TASK DESCRIPTION:
Write out all of the entries exactly, please.

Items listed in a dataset
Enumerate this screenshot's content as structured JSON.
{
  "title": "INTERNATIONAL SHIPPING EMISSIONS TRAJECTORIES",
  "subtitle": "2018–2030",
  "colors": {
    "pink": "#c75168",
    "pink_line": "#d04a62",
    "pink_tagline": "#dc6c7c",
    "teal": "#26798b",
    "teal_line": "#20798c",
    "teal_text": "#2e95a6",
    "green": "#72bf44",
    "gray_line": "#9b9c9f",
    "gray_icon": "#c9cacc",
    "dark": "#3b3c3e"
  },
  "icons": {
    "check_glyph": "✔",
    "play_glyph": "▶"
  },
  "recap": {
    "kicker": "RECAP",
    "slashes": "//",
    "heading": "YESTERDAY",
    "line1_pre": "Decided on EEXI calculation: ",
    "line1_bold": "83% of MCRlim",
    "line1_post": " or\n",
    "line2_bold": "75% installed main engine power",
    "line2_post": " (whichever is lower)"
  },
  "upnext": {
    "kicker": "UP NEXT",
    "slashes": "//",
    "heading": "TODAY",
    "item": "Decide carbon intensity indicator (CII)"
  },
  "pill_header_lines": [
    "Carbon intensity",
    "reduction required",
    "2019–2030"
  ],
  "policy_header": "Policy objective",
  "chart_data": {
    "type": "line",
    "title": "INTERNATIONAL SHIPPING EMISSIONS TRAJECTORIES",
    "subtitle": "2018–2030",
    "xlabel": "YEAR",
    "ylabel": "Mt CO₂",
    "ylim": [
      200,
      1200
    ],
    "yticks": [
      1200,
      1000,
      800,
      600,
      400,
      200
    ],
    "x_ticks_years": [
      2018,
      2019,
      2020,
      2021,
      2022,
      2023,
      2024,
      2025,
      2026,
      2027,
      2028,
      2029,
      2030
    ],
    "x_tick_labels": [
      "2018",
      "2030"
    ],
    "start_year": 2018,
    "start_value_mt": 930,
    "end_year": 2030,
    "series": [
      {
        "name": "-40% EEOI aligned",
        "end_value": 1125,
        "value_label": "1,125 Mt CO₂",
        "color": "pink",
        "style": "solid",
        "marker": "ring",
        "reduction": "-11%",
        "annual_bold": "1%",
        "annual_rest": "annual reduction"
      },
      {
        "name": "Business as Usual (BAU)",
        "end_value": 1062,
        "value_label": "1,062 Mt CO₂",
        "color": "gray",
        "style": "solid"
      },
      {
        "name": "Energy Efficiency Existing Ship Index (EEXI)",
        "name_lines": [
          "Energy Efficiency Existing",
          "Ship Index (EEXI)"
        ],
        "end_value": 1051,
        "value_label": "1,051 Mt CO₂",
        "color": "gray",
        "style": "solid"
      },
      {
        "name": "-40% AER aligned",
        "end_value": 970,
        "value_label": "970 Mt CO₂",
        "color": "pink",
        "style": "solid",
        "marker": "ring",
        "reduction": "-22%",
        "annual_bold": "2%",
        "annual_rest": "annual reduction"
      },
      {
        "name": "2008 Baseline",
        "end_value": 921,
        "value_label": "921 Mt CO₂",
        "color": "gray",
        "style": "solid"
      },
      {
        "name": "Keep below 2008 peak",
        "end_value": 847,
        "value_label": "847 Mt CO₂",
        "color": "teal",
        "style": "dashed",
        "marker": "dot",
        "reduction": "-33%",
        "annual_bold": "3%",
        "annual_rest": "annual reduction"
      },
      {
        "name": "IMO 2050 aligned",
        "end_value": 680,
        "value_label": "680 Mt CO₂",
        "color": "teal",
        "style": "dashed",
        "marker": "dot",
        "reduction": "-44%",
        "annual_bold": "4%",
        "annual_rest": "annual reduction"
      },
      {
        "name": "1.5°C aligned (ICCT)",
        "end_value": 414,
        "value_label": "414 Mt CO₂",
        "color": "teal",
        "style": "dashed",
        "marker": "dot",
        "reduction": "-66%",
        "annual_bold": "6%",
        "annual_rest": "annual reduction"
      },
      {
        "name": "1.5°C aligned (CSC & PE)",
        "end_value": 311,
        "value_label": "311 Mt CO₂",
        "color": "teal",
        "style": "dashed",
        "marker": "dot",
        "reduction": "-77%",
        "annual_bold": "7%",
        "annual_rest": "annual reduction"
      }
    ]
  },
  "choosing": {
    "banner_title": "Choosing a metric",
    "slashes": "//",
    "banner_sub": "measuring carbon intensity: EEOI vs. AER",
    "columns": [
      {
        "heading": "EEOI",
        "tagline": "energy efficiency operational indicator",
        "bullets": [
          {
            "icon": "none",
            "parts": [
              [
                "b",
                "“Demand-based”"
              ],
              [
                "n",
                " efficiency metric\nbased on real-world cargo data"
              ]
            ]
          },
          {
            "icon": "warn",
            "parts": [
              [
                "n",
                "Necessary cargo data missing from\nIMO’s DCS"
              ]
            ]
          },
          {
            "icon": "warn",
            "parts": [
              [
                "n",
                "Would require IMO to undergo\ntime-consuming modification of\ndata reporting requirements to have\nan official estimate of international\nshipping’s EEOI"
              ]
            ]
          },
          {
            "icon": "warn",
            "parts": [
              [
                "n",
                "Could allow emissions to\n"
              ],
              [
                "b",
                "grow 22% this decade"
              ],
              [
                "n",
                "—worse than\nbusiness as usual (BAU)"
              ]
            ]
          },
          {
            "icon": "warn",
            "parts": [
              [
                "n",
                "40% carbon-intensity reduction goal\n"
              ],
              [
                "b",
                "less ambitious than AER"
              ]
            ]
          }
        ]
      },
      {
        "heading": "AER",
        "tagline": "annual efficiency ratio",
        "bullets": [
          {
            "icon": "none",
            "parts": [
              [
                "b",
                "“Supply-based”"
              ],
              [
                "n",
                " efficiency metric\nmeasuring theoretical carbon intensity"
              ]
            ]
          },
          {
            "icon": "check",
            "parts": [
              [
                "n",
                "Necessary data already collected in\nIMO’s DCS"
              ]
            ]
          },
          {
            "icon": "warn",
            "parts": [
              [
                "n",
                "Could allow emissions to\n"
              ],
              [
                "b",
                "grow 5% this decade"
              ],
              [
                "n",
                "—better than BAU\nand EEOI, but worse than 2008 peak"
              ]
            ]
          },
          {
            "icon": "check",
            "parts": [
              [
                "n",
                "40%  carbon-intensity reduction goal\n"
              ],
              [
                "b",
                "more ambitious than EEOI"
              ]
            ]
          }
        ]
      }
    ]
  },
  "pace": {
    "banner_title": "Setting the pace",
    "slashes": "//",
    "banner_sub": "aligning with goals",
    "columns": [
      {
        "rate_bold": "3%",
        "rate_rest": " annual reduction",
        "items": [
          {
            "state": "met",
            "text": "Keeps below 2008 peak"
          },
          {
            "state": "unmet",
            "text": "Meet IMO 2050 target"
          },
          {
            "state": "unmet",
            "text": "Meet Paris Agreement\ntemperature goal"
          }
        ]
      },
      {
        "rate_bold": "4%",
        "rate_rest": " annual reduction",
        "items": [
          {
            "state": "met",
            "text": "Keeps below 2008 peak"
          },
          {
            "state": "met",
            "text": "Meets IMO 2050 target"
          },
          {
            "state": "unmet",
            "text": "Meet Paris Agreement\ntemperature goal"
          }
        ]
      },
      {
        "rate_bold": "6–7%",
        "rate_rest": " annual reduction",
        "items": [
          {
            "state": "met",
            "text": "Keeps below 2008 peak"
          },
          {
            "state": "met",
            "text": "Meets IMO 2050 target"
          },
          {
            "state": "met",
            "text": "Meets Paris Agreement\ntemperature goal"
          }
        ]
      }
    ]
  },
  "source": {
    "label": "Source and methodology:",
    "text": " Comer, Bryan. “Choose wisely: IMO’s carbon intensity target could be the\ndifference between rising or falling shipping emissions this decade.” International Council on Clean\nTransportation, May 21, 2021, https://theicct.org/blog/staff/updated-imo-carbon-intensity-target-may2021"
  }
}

RESULT OF THE TASK:
Enumerate this screenshot's content as structured JSON.
{
  "title": "INTERNATIONAL SHIPPING EMISSIONS TRAJECTORIES",
  "subtitle": "2018–2030",
  "colors": {
    "pink": "#c75168",
    "pink_line": "#d04a62",
    "pink_tagline": "#dc6c7c",
    "teal": "#26798b",
    "teal_line": "#20798c",
    "teal_text": "#2e95a6",
    "green": "#72bf44",
    "gray_line": "#9b9c9f",
    "gray_icon": "#c9cacc",
    "dark": "#3b3c3e"
  },
  "icons": {
    "check_glyph": "✔",
    "play_glyph": "▶"
  },
  "recap": {
    "kicker": "RECAP",
    "slashes": "//",
    "heading": "YESTERDAY",
    "line1_pre": "Decided on EEXI calculation: ",
    "line1_bold": "83% of MCRlim",
    "line1_post": " or\n",
    "line2_bold": "75% installed main engine power",
    "line2_post": " (whichever is lower)"
  },
  "upnext": {
    "kicker": "UP NEXT",
    "slashes": "//",
    "heading": "TODAY",
    "item": "Decide carbon intensity indicator (CII)"
  },
  "pill_header_lines": [
    "Carbon intensity",
    "reduction required",
    "2019–2030"
  ],
  "policy_header": "Policy objective",
  "chart_data": {
    "type": "line",
    "title": "INTERNATIONAL SHIPPING EMISSIONS TRAJECTORIES",
    "subtitle": "2018–2030",
    "xlabel": "YEAR",
    "ylabel": "Mt CO₂",
    "ylim": [
      200,
      1200
    ],
    "yticks": [
      1200,
      1000,
      800,
      600,
      400,
      200
    ],
    "x_ticks_years": [
      2018,
      2019,
      2020,
      2021,
      2022,
      2023,
      2024,
      2025,
      2026,
      2027,
      2028,
      2029,
      2030
    ],
    "x_tick_labels": [
      "2018",
      "2030"
    ],
    "start_year": 2018,
    "start_value_mt": 930,
    "end_year": 2030,
    "series": [
      {
        "name": "-40% EEOI aligned",
        "end_value": 1125,
        "value_label": "1,125 Mt CO₂",
        "color": "pink",
        "style": "solid",
        "marker": "ring",
        "reduction": "-11%",
        "annual_bold": "1%",
        "annual_rest": "annual reduction"
      },
      {
        "name": "Business as Usual (BAU)",
        "end_value": 1062,
        "value_label": "1,062 Mt CO₂",
        "color": "gray",
        "style": "solid"
      },
      {
        "name": "Energy Efficiency Existing Ship Index (EEXI)",
        "name_lines": [
          "Energy Efficiency Existing",
          "Ship Index (EEXI)"
        ],
        "end_value": 1051,
        "value_label": "1,051 Mt CO₂",
        "color": "gray",
        "style": "solid"
      },
      {
        "name": "-40% AER aligned",
        "end_value": 970,
        "value_label": "970 Mt CO₂",
        "color": "pink",
        "style": "solid",
        "marker": "ring",
        "reduction": "-22%",
        "annual_bold": "2%",
        "annual_rest": "annual reduction"
      },
      {
        "name": "2008 Baseline",
        "end_value": 921,
        "value_label": "921 Mt CO₂",
        "color": "gray",
        "style": "solid"
      },
      {
        "name": "Keep below 2008 peak",
        "end_value": 847,
        "value_label": "847 Mt CO₂",
        "color": "teal",
        "style": "dashed",
        "marker": "dot",
        "reduction": "-33%",
        "annual_bold": "3%",
        "annual_rest": "annual reduction"
      },
      {
        "name": "IMO 2050 aligned",
        "end_value": 680,
        "value_label": "680 Mt CO₂",
        "color": "teal",
        "style": "dashed",
        "marker": "dot",
        "reduction": "-44%",
        "annual_bold": "4%",
        "annual_rest": "annual reduction"
      },
      {
        "name": "1.5°C aligned (ICCT)",
        "end_value": 414,
        "value_label": "414 Mt CO₂",
        "color": "teal",
        "style": "dashed",
        "marker": "dot",
        "reduction": "-66%",
        "annual_bold": "6%",
        "annual_rest": "annual reduction"
      },
      {
        "name": "1.5°C aligned (CSC & PE)",
        "end_value": 311,
        "value_label": "311 Mt CO₂",
        "color": "teal",
        "style": "dashed",
        "marker": "dot",
        "reduction": "-77%",
        "annual_bold": "7%",
        "annual_rest": "annual reduction"
      }
    ]
  },
  "choosing": {
    "banner_title": "Choosing a metric",
    "slashes": "//",
    "banner_sub": "measuring carbon intensity: EEOI vs. AER",
    "columns": [
      {
        "heading": "EEOI",
        "tagline": "energy efficiency operational indicator",
        "bullets": [
          {
            "icon": "none",
            "parts": [
              [
                "b",
                "“Demand-based”"
              ],
              [
                "n",
                " efficiency metric\nbased on real-world cargo data"
              ]
            ]
          },
          {
            "icon": "warn",
            "parts": [
              [
                "n",
                "Necessary cargo data missing from\nIMO’s DCS"
              ]
            ]
          },
          {
            "icon": "warn",
            "parts": [
              [
                "n",
                "Would require IMO to undergo\ntime-consuming modification of\ndata reporting requirements to have\nan official estimate of international\nshipping’s EEOI"
              ]
            ]
          },
          {
            "icon": "warn",
            "parts": [
              [
                "n",
                "Could allow emissions to\n"
              ],
              [
                "b",
                "grow 22% this decade"
              ],
              [
                "n",
                "—worse than\nbusiness as usual (BAU)"
              ]
            ]
          },
          {
            "icon": "warn",
            "parts": [
              [
                "n",
                "40% carbon-intensity reduction goal\n"
              ],
              [
                "b",
                "less ambitious than AER"
              ]
            ]
          }
        ]
      },
      {
        "heading": "AER",
        "tagline": "annual efficiency ratio",
        "bullets": [
          {
            "icon": "none",
            "parts": [
              [
                "b",
                "“Supply-based”"
              ],
              [
                "n",
                " efficiency metric\nmeasuring theoretical carbon intensity"
              ]
            ]
          },
          {
            "icon": "check",
            "parts": [
              [
                "n",
                "Necessary data already collected in\nIMO’s DCS"
              ]
            ]
          },
          {
            "icon": "warn",
            "parts": [
              [
                "n",
                "Could allow emissions to\n"
              ],
              [
                "b",
                "grow 5% this decade"
              ],
              [
                "n",
                "—better than BAU\nand EEOI, but worse than 2008 peak"
              ]
            ]
          },
          {
            "icon": "check",
            "parts": [
              [
                "n",
                "40%  carbon-intensity reduction goal\n"
              ],
              [
                "b",
                "more ambitious than EEOI"
              ]
            ]
          }
        ]
      }
    ]
  },
  "pace": {
    "banner_title": "Setting the pace",
    "slashes": "//",
    "banner_sub": "aligning with goals",
    "columns": [
      {
        "rate_bold": "3%",
        "rate_rest": " annual reduction",
        "items": [
          {
            "state": "met",
            "text": "Keeps below 2008 peak"
          },
          {
            "state": "unmet",
            "text": "Meet IMO 2050 target"
          },
          {
            "state": "unmet",
            "text": "Meet Paris Agreement\ntemperature goal"
          }
        ]
      },
      {
        "rate_bold": "4%",
        "rate_rest": " annual reduction",
        "items": [
          {
            "state": "met",
            "text": "Keeps below 2008 peak"
          },
          {
            "state": "met",
            "text": "Meets IMO 2050 target"
          },
          {
            "state": "unmet",
            "text": "Meet Paris Agreement\ntemperature goal"
          }
        ]
      },
      {
        "rate_bold": "6–7%",
        "rate_rest": " annual reduction",
        "items": [
          {
            "state": "met",
            "text": "Keeps below 2008 peak"
          },
          {
            "state": "met",
            "text": "Meets IMO 2050 target"
          },
          {
            "state": "met",
            "text": "Meets Paris Agreement\ntemperature goal"
          }
        ]
      }
    ]
  },
  "source": {
    "label": "Source and methodology:",
    "text": " Comer, Bryan. “Choose wisely: IMO’s carbon intensity target could be the\ndifference between rising or falling shipping emissions this decade.” International Council on Clean\nTransportation, May 21, 2021, https://theicct.org/blog/staff/updated-imo-carbon-intensity-target-may2021"
  }
}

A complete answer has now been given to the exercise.